DIRECTIVE: Substitute "y-axis-tick" for every "y-tick-label" in the entries below, from the first line through the line holding "bar-russia [410,439,440,511]", inclusive. Reproduce only those lines, with everything else unchanged.

DATASET RECORDS:
——

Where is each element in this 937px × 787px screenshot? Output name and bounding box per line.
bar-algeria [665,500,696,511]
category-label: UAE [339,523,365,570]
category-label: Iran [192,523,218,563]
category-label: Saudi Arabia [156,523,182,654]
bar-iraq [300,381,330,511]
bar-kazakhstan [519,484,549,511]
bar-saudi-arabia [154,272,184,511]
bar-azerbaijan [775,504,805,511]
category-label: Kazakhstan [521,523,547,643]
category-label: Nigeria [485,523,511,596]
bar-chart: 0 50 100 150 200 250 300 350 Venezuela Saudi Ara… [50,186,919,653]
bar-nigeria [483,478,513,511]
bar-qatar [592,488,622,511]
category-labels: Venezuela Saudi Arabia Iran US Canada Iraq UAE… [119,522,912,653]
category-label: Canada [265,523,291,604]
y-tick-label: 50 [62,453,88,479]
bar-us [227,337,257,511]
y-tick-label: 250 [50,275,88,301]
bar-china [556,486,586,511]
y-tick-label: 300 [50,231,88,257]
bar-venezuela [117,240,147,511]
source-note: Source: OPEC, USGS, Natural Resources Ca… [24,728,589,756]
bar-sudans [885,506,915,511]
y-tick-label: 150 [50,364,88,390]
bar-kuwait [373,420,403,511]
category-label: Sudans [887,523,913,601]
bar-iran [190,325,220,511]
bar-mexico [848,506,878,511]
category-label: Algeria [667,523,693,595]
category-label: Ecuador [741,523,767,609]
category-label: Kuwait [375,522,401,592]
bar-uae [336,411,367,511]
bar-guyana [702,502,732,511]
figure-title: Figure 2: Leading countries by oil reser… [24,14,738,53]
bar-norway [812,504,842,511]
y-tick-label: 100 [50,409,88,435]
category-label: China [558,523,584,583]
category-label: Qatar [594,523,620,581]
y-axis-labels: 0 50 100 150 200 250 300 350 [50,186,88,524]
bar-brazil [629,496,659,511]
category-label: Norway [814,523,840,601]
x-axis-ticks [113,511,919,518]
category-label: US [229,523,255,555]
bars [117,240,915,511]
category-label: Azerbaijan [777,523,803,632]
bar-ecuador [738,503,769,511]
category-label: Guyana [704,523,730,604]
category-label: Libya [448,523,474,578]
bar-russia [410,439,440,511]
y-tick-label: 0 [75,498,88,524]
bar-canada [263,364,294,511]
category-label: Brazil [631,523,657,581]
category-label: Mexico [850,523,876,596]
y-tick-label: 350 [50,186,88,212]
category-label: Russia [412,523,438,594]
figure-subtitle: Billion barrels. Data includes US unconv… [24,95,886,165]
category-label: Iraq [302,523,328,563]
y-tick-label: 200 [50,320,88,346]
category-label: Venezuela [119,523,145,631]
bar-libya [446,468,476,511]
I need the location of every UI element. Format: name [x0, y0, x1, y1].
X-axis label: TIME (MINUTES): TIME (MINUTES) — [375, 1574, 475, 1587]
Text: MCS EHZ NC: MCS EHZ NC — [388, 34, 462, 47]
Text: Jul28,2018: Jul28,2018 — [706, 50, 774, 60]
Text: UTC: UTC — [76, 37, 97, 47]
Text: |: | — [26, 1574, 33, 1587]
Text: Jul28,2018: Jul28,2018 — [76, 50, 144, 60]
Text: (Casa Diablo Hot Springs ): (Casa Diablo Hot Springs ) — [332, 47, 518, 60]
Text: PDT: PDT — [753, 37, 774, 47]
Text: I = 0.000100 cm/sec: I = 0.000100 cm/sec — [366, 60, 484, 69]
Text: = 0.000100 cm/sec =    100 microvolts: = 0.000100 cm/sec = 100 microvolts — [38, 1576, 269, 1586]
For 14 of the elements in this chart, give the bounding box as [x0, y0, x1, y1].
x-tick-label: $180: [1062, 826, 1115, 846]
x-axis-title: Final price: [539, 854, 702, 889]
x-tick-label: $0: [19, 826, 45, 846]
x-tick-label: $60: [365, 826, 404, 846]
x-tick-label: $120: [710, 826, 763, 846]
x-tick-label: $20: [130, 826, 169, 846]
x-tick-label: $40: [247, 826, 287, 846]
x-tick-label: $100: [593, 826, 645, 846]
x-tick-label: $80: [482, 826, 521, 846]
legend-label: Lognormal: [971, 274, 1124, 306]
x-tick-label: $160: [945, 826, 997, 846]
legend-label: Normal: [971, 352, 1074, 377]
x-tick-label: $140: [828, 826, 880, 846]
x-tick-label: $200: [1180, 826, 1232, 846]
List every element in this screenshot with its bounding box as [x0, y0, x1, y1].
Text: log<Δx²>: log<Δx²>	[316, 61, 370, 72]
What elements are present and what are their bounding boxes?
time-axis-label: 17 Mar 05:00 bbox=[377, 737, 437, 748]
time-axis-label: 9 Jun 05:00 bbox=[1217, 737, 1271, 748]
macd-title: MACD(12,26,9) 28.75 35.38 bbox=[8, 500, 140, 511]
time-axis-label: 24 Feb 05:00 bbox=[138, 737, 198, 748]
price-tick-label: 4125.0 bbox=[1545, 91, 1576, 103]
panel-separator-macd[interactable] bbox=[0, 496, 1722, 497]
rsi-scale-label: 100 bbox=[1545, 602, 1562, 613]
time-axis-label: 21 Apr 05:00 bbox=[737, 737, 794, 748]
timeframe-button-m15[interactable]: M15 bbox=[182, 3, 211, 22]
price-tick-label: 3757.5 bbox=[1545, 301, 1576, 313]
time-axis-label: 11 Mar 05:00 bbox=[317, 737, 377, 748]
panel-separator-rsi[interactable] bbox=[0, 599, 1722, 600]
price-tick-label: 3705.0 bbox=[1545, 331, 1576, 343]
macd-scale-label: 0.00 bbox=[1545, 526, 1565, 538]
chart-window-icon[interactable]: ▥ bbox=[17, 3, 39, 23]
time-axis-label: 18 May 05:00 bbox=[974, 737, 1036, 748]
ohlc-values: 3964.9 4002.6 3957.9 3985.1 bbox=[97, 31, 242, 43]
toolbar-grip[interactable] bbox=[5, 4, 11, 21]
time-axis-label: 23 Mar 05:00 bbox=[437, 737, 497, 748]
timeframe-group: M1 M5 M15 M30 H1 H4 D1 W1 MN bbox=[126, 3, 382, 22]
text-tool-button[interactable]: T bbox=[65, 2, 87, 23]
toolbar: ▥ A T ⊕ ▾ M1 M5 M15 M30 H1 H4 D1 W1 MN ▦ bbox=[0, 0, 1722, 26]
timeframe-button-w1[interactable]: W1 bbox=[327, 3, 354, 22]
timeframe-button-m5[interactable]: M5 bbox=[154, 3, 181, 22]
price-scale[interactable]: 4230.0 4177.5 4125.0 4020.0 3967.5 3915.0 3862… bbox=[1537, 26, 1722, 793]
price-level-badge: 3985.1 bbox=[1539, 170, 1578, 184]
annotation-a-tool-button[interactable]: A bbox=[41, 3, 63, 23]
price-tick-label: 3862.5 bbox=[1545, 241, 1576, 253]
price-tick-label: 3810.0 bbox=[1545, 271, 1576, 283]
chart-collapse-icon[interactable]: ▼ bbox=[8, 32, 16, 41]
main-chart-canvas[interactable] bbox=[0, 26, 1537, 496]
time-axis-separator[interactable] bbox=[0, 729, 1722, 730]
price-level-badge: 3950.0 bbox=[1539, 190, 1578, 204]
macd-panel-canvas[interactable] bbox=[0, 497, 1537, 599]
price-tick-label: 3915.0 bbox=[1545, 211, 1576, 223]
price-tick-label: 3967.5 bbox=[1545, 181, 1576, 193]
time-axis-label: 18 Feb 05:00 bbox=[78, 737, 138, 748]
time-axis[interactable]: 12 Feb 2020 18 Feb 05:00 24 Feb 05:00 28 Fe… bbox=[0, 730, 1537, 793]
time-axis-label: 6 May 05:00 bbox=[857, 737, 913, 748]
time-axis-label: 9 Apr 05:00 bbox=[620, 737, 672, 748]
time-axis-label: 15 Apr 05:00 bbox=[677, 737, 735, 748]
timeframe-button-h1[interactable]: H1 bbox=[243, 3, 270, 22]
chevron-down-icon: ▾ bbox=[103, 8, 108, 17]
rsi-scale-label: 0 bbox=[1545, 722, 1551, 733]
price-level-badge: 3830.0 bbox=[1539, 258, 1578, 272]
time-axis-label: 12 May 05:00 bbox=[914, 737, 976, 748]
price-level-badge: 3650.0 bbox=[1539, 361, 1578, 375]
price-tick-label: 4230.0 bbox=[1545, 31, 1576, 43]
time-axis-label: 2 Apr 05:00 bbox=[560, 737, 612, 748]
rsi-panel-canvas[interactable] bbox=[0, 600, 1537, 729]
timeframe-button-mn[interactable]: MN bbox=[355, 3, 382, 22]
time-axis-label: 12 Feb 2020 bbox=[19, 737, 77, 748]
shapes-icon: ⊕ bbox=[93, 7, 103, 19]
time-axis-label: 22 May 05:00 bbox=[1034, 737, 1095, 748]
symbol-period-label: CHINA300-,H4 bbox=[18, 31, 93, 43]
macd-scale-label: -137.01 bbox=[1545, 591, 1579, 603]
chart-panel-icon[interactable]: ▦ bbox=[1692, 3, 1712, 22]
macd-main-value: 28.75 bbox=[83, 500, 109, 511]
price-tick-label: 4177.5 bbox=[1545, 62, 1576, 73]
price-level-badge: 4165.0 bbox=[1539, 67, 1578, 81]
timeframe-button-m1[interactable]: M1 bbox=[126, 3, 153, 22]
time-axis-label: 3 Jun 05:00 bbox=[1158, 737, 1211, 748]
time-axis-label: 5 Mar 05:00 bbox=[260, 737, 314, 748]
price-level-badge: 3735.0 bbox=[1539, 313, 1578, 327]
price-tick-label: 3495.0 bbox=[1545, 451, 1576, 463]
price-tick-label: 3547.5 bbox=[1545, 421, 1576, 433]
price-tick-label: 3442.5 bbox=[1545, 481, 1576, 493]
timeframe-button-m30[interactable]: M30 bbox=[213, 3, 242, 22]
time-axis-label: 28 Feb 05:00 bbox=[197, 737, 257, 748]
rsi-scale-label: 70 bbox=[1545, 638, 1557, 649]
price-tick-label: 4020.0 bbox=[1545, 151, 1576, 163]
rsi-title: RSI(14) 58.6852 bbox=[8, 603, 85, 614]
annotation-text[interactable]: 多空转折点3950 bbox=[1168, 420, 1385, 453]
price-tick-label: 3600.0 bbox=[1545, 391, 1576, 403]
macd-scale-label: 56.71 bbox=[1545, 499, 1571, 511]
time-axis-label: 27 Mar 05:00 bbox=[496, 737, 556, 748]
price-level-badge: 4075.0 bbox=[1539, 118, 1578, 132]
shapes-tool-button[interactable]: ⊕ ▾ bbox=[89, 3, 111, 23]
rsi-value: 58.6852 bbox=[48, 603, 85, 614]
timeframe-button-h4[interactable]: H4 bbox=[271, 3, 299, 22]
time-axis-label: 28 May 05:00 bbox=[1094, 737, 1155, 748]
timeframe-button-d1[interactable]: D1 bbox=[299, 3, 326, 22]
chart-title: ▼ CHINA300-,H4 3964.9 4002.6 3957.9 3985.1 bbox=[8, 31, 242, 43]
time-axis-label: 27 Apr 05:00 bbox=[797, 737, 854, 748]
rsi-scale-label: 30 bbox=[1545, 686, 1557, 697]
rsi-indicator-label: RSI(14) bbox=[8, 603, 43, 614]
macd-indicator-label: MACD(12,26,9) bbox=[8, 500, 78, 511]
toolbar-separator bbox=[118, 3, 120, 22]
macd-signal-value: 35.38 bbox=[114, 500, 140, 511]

——

RIGHT ANSWER:
Where is each element in this 937px × 787px screenshot? Output name and bounding box per line.
bar-algeria [665,500,696,511]
category-label: UAE [339,523,365,570]
category-label: Iran [192,523,218,563]
category-label: Saudi Arabia [156,523,182,654]
bar-iraq [300,381,330,511]
bar-kazakhstan [519,484,549,511]
bar-saudi-arabia [154,272,184,511]
bar-azerbaijan [775,504,805,511]
category-label: Kazakhstan [521,523,547,643]
category-label: Nigeria [485,523,511,596]
bar-chart: 0 50 100 150 200 250 300 350 Venezuela Saudi Ara… [50,186,919,653]
bar-nigeria [483,478,513,511]
bar-qatar [592,488,622,511]
category-labels: Venezuela Saudi Arabia Iran US Canada Iraq UAE… [119,522,912,653]
category-label: Canada [265,523,291,604]
y-axis-tick: 50 [62,453,88,479]
bar-us [227,337,257,511]
y-axis-tick: 250 [50,275,88,301]
bar-china [556,486,586,511]
y-axis-tick: 300 [50,231,88,257]
bar-venezuela [117,240,147,511]
source-note: Source: OPEC, USGS, Natural Resources Ca… [24,728,589,756]
bar-sudans [885,506,915,511]
y-axis-tick: 150 [50,364,88,390]
bar-kuwait [373,420,403,511]
category-label: Sudans [887,523,913,601]
bar-iran [190,325,220,511]
bar-mexico [848,506,878,511]
category-label: Algeria [667,523,693,595]
category-label: Ecuador [741,523,767,609]
category-label: Kuwait [375,522,401,592]
bar-uae [336,411,367,511]
bar-guyana [702,502,732,511]
figure-title: Figure 2: Leading countries by oil reser… [24,14,738,53]
bar-norway [812,504,842,511]
y-axis-tick: 100 [50,409,88,435]
category-label: China [558,523,584,583]
category-label: Qatar [594,523,620,581]
y-axis-labels: 0 50 100 150 200 250 300 350 [50,186,88,524]
bar-brazil [629,496,659,511]
category-label: Norway [814,523,840,601]
x-axis-ticks [113,511,919,518]
category-label: US [229,523,255,555]
bars [117,240,915,511]
category-label: Azerbaijan [777,523,803,632]
bar-ecuador [738,503,769,511]
category-label: Guyana [704,523,730,604]
category-label: Libya [448,523,474,578]
bar-russia [410,439,440,511]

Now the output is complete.